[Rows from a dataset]
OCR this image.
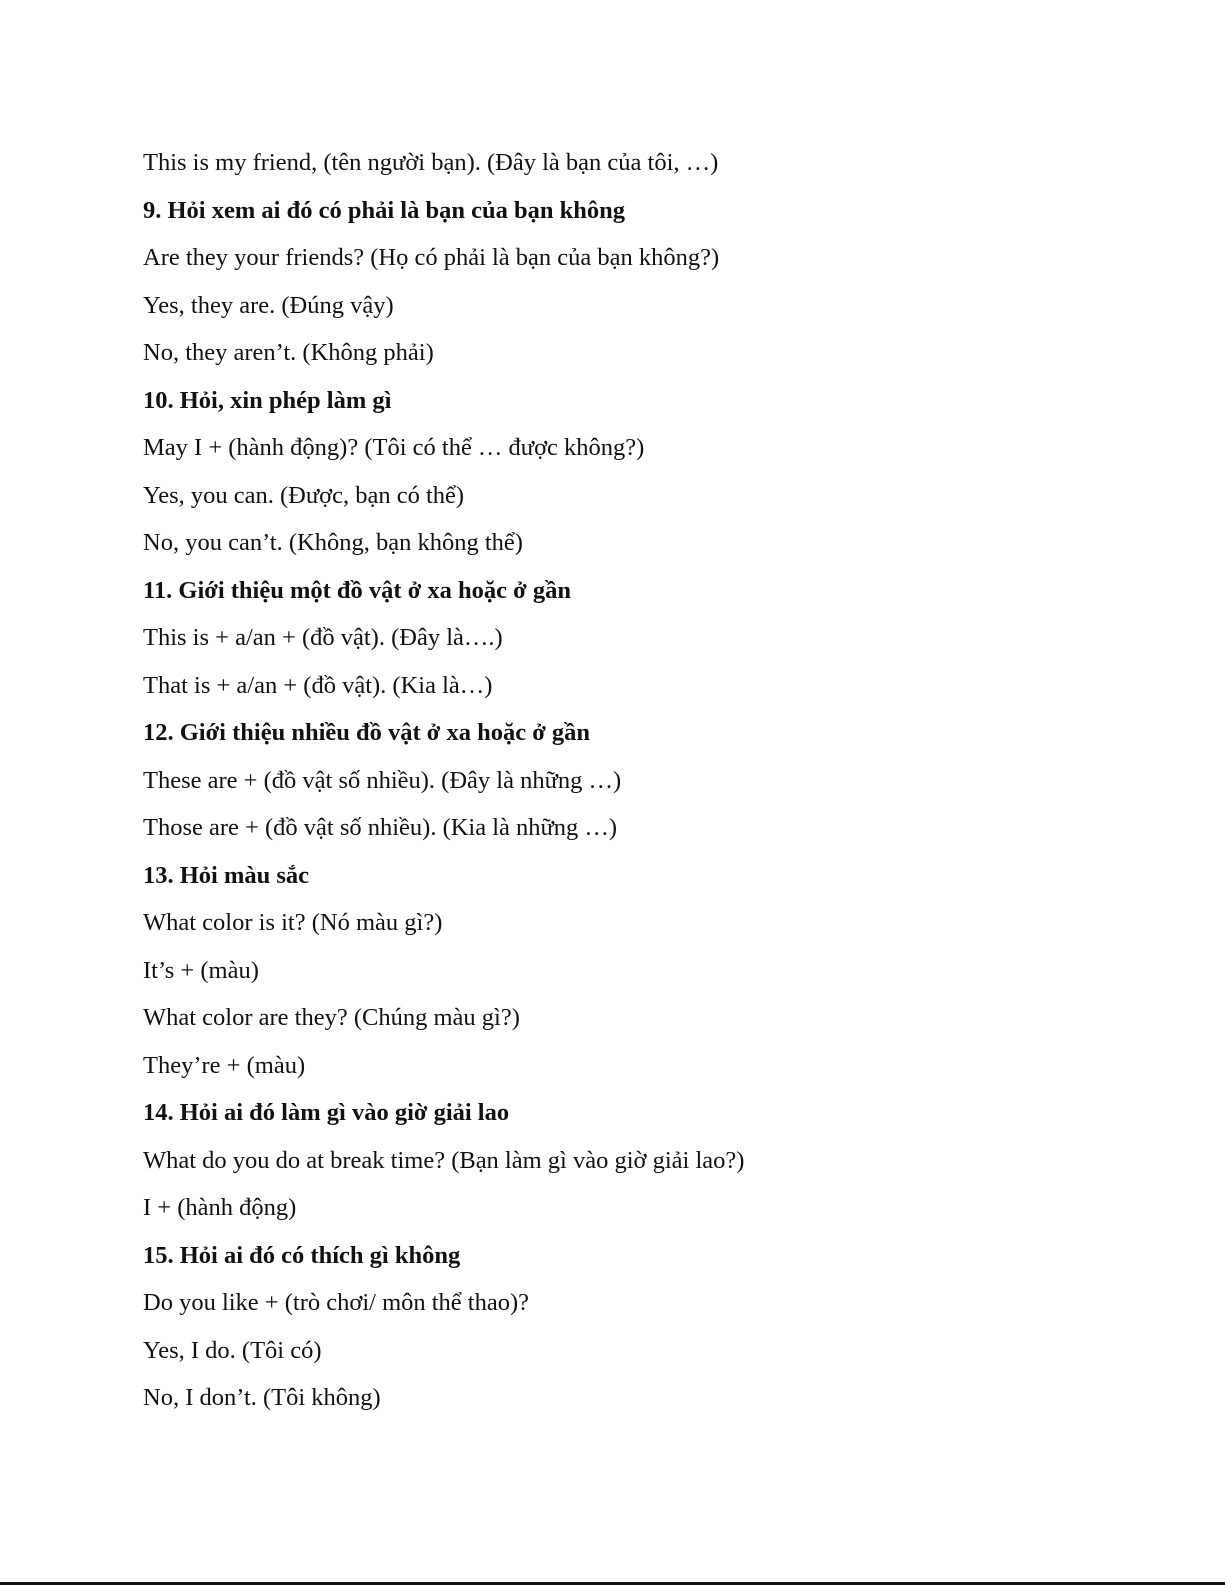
This is my friend, (tên người bạn). (Đây là bạn của tôi, …)
9. Hỏi xem ai đó có phải là bạn của bạn không
Are they your friends? (Họ có phải là bạn của bạn không?)
Yes, they are. (Đúng vậy)
No, they aren’t. (Không phải)
10. Hỏi, xin phép làm gì
May I + (hành động)? (Tôi có thể … được không?)
Yes, you can. (Được, bạn có thể)
No, you can’t. (Không, bạn không thể)
11. Giới thiệu một đồ vật ở xa hoặc ở gần
This is + a/an + (đồ vật). (Đây là….)
That is + a/an + (đồ vật). (Kia là…)
12. Giới thiệu nhiều đồ vật ở xa hoặc ở gần
These are + (đồ vật số nhiều). (Đây là những …)
Those are + (đồ vật số nhiều). (Kia là những …)
13. Hỏi màu sắc
What color is it? (Nó màu gì?)
It’s + (màu)
What color are they? (Chúng màu gì?)
They’re + (màu)
14. Hỏi ai đó làm gì vào giờ giải lao
What do you do at break time? (Bạn làm gì vào giờ giải lao?)
I + (hành động)
15. Hỏi ai đó có thích gì không
Do you like + (trò chơi/ môn thể thao)?
Yes, I do. (Tôi có)
No, I don’t. (Tôi không)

**JOB:** Each line of the data should be quoted exactly, with pictures left out.

**REPLY TO THE EXERCISE:**
OCR this image.
This is my friend, (tên người bạn). (Đây là bạn của tôi, …)
9. Hỏi xem ai đó có phải là bạn của bạn không
Are they your friends? (Họ có phải là bạn của bạn không?)
Yes, they are. (Đúng vậy)
No, they aren’t. (Không phải)
10. Hỏi, xin phép làm gì
May I + (hành động)? (Tôi có thể … được không?)
Yes, you can. (Được, bạn có thể)
No, you can’t. (Không, bạn không thể)
11. Giới thiệu một đồ vật ở xa hoặc ở gần
This is + a/an + (đồ vật). (Đây là….)
That is + a/an + (đồ vật). (Kia là…)
12. Giới thiệu nhiều đồ vật ở xa hoặc ở gần
These are + (đồ vật số nhiều). (Đây là những …)
Those are + (đồ vật số nhiều). (Kia là những …)
13. Hỏi màu sắc
What color is it? (Nó màu gì?)
It’s + (màu)
What color are they? (Chúng màu gì?)
They’re + (màu)
14. Hỏi ai đó làm gì vào giờ giải lao
What do you do at break time? (Bạn làm gì vào giờ giải lao?)
I + (hành động)
15. Hỏi ai đó có thích gì không
Do you like + (trò chơi/ môn thể thao)?
Yes, I do. (Tôi có)
No, I don’t. (Tôi không)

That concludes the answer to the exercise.